Figure record extracts:
....
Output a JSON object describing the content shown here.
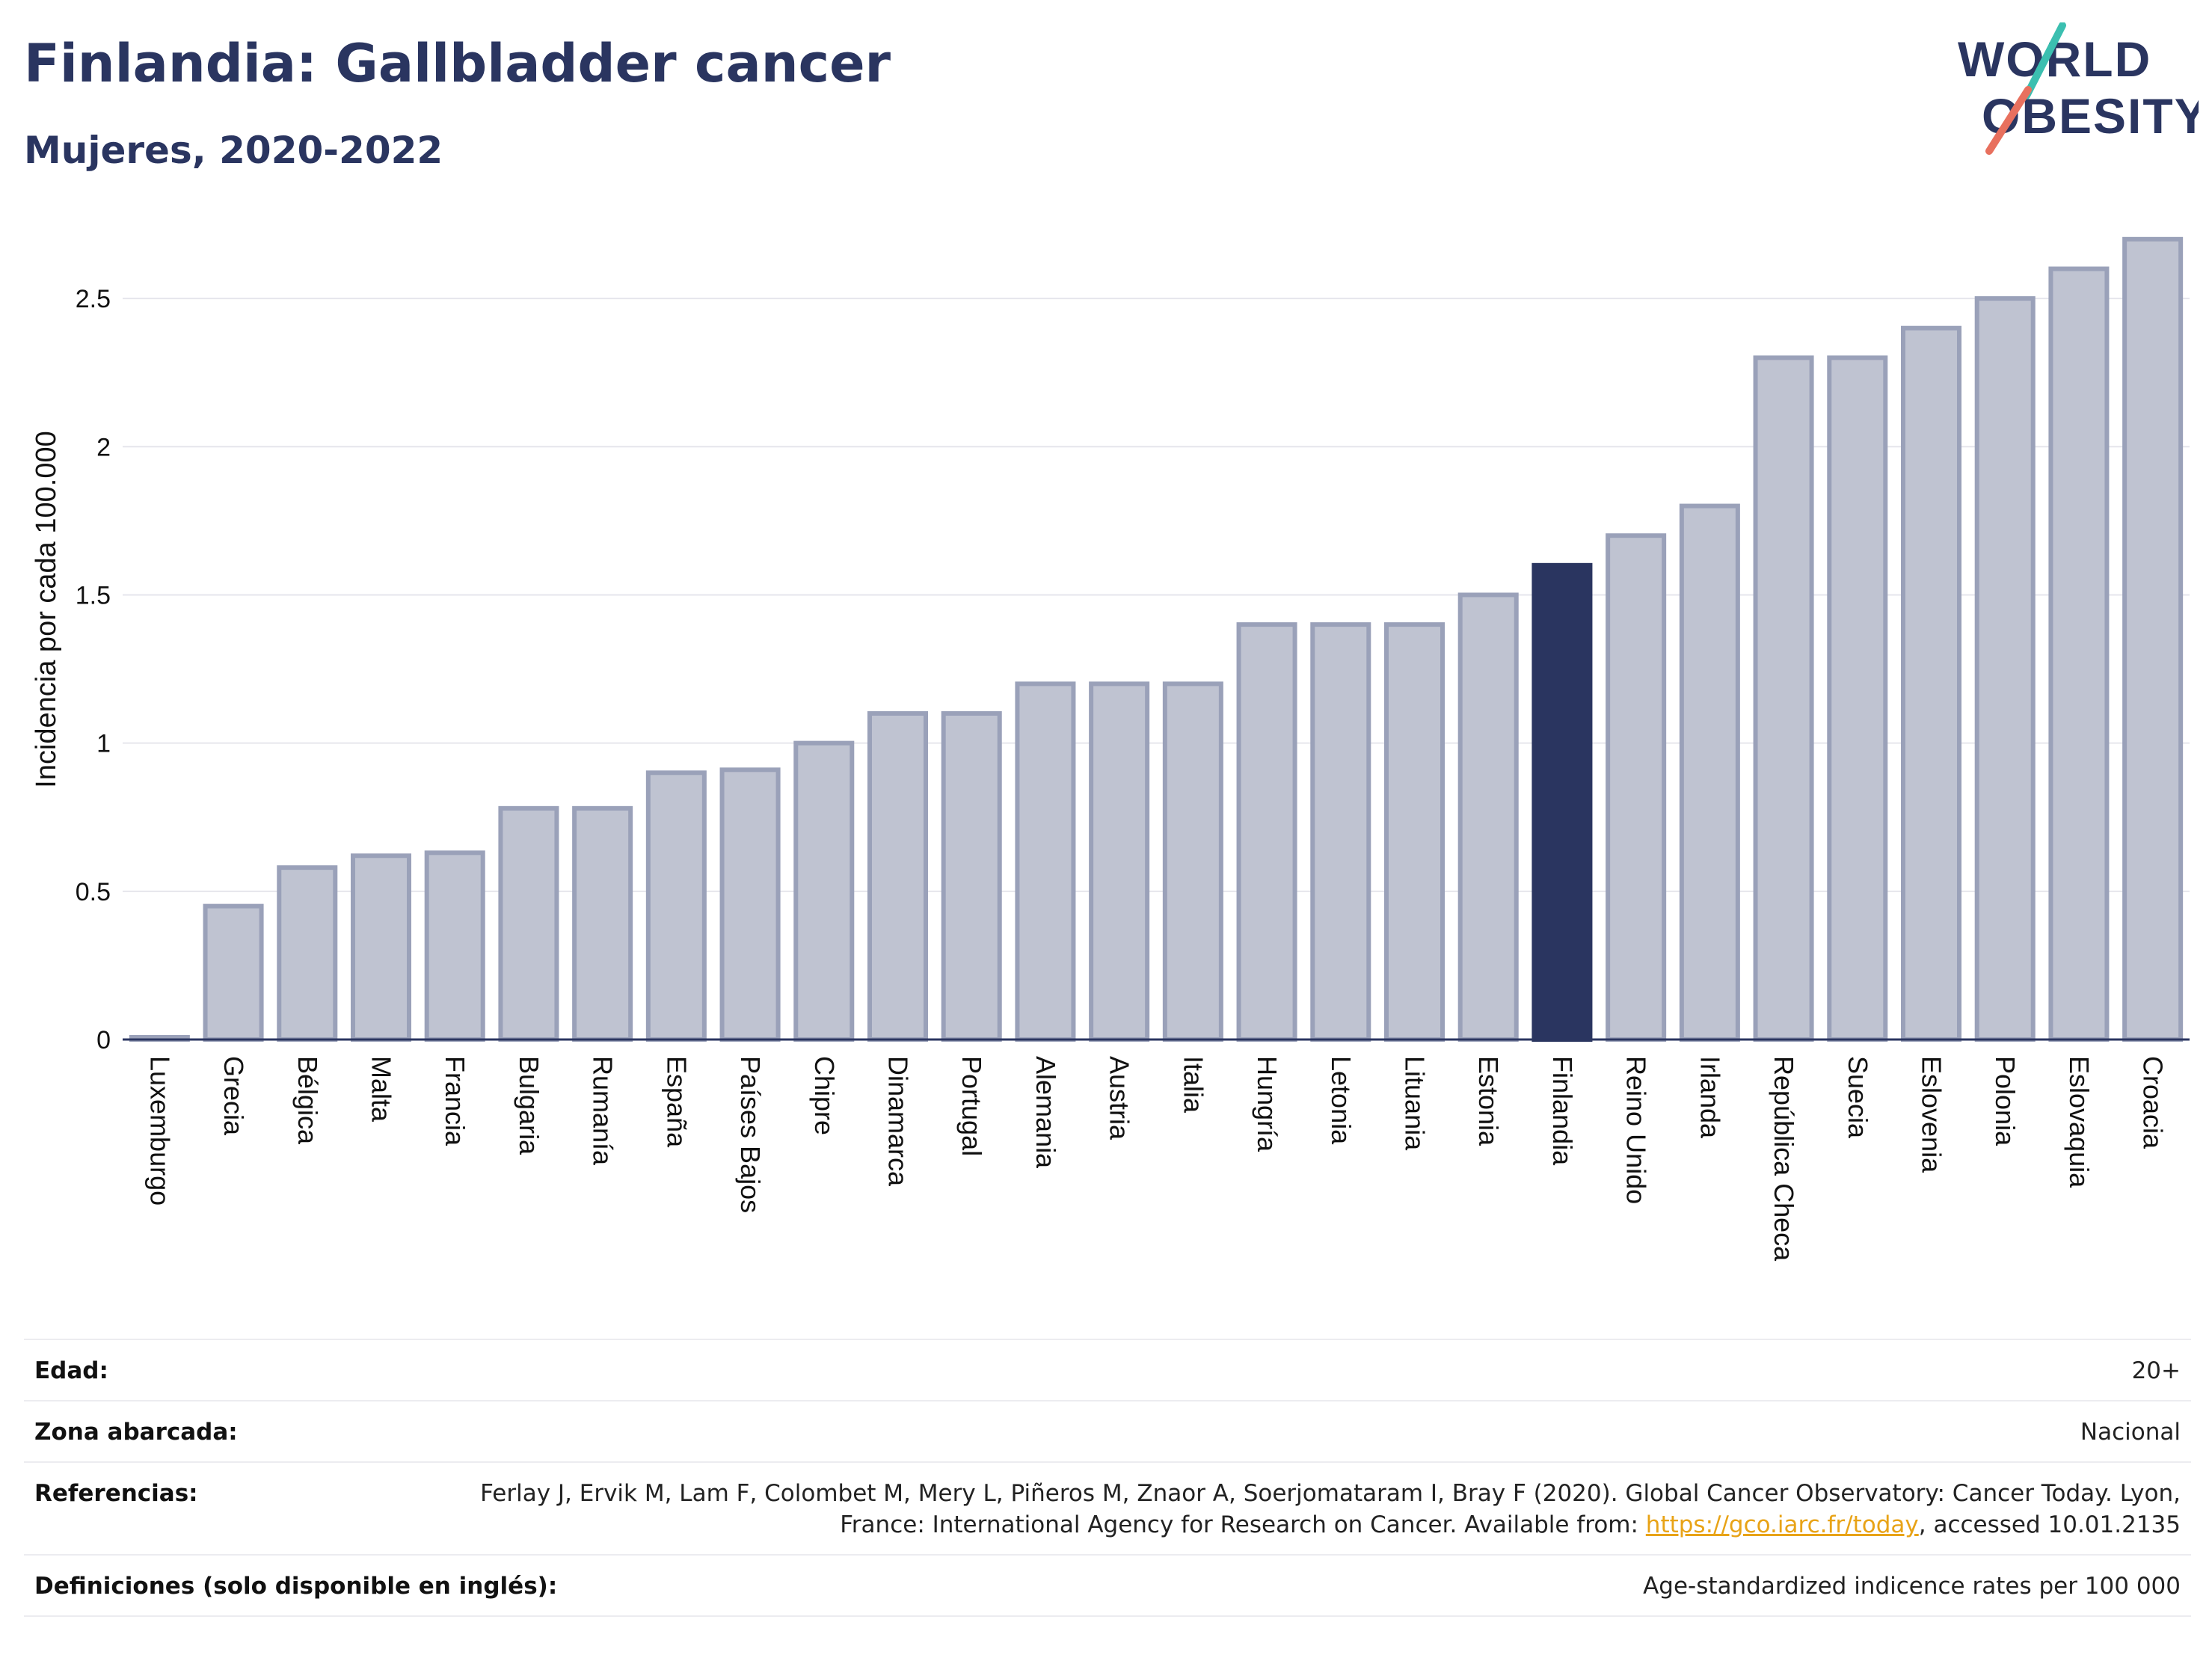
{
  "title": "Finlandia: Gallbladder cancer",
  "subtitle": "Mujeres, 2020-2022",
  "logo": {
    "line1": "WORLD",
    "line2": "OBESITY"
  },
  "colors": {
    "bar": "#bfc3d1",
    "bar_border": "#9aa1b9",
    "highlight": "#2a3560",
    "grid": "#e6e6ec",
    "title": "#2a3560"
  },
  "chart_data": {
    "type": "bar",
    "ylabel": "Incidencia por cada 100.000",
    "xlabel": "",
    "ylim": [
      0,
      2.75
    ],
    "yticks": [
      0,
      0.5,
      1,
      1.5,
      2,
      2.5
    ],
    "ytick_labels": [
      "0",
      "0.5",
      "1",
      "1.5",
      "2",
      "2.5"
    ],
    "categories": [
      "Luxemburgo",
      "Grecia",
      "Bélgica",
      "Malta",
      "Francia",
      "Bulgaria",
      "Rumanía",
      "España",
      "Países Bajos",
      "Chipre",
      "Dinamarca",
      "Portugal",
      "Alemania",
      "Austria",
      "Italia",
      "Hungría",
      "Letonia",
      "Lituania",
      "Estonia",
      "Finlandia",
      "Reino Unido",
      "Irlanda",
      "República Checa",
      "Suecia",
      "Eslovenia",
      "Polonia",
      "Eslovaquia",
      "Croacia"
    ],
    "values": [
      0.0,
      0.45,
      0.58,
      0.62,
      0.63,
      0.78,
      0.78,
      0.9,
      0.91,
      1.0,
      1.1,
      1.1,
      1.2,
      1.2,
      1.2,
      1.4,
      1.4,
      1.4,
      1.5,
      1.6,
      1.7,
      1.8,
      2.3,
      2.3,
      2.4,
      2.5,
      2.6,
      2.7
    ],
    "highlight": "Finlandia",
    "grid": true
  },
  "meta": {
    "edad_label": "Edad:",
    "edad_value": "20+",
    "zona_label": "Zona abarcada:",
    "zona_value": "Nacional",
    "ref_label": "Referencias:",
    "ref_text_before": "Ferlay J, Ervik M, Lam F, Colombet M, Mery L, Piñeros M, Znaor A, Soerjomataram I, Bray F (2020). Global Cancer Observatory: Cancer Today. Lyon, France: International Agency for Research on Cancer. Available from: ",
    "ref_link": "https://gco.iarc.fr/today",
    "ref_text_after": ", accessed 10.01.2135",
    "def_label": "Definiciones (solo disponible en inglés):",
    "def_value": "Age-standardized indicence rates per 100 000"
  }
}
....
* _Work to do_: Quote each line of the listing exactly, but leave the pictures out.

* _In response_:
Output a JSON object describing the content shown here.
{
  "title": "Finlandia: Gallbladder cancer",
  "subtitle": "Mujeres, 2020-2022",
  "logo": {
    "line1": "WORLD",
    "line2": "OBESITY"
  },
  "colors": {
    "bar": "#bfc3d1",
    "bar_border": "#9aa1b9",
    "highlight": "#2a3560",
    "grid": "#e6e6ec",
    "title": "#2a3560"
  },
  "chart_data": {
    "type": "bar",
    "ylabel": "Incidencia por cada 100.000",
    "xlabel": "",
    "ylim": [
      0,
      2.75
    ],
    "yticks": [
      0,
      0.5,
      1,
      1.5,
      2,
      2.5
    ],
    "ytick_labels": [
      "0",
      "0.5",
      "1",
      "1.5",
      "2",
      "2.5"
    ],
    "categories": [
      "Luxemburgo",
      "Grecia",
      "Bélgica",
      "Malta",
      "Francia",
      "Bulgaria",
      "Rumanía",
      "España",
      "Países Bajos",
      "Chipre",
      "Dinamarca",
      "Portugal",
      "Alemania",
      "Austria",
      "Italia",
      "Hungría",
      "Letonia",
      "Lituania",
      "Estonia",
      "Finlandia",
      "Reino Unido",
      "Irlanda",
      "República Checa",
      "Suecia",
      "Eslovenia",
      "Polonia",
      "Eslovaquia",
      "Croacia"
    ],
    "values": [
      0.0,
      0.45,
      0.58,
      0.62,
      0.63,
      0.78,
      0.78,
      0.9,
      0.91,
      1.0,
      1.1,
      1.1,
      1.2,
      1.2,
      1.2,
      1.4,
      1.4,
      1.4,
      1.5,
      1.6,
      1.7,
      1.8,
      2.3,
      2.3,
      2.4,
      2.5,
      2.6,
      2.7
    ],
    "highlight": "Finlandia",
    "grid": true
  },
  "meta": {
    "edad_label": "Edad:",
    "edad_value": "20+",
    "zona_label": "Zona abarcada:",
    "zona_value": "Nacional",
    "ref_label": "Referencias:",
    "ref_text_before": "Ferlay J, Ervik M, Lam F, Colombet M, Mery L, Piñeros M, Znaor A, Soerjomataram I, Bray F (2020). Global Cancer Observatory: Cancer Today. Lyon, France: International Agency for Research on Cancer. Available from: ",
    "ref_link": "https://gco.iarc.fr/today",
    "ref_text_after": ", accessed 10.01.2135",
    "def_label": "Definiciones (solo disponible en inglés):",
    "def_value": "Age-standardized indicence rates per 100 000"
  }
}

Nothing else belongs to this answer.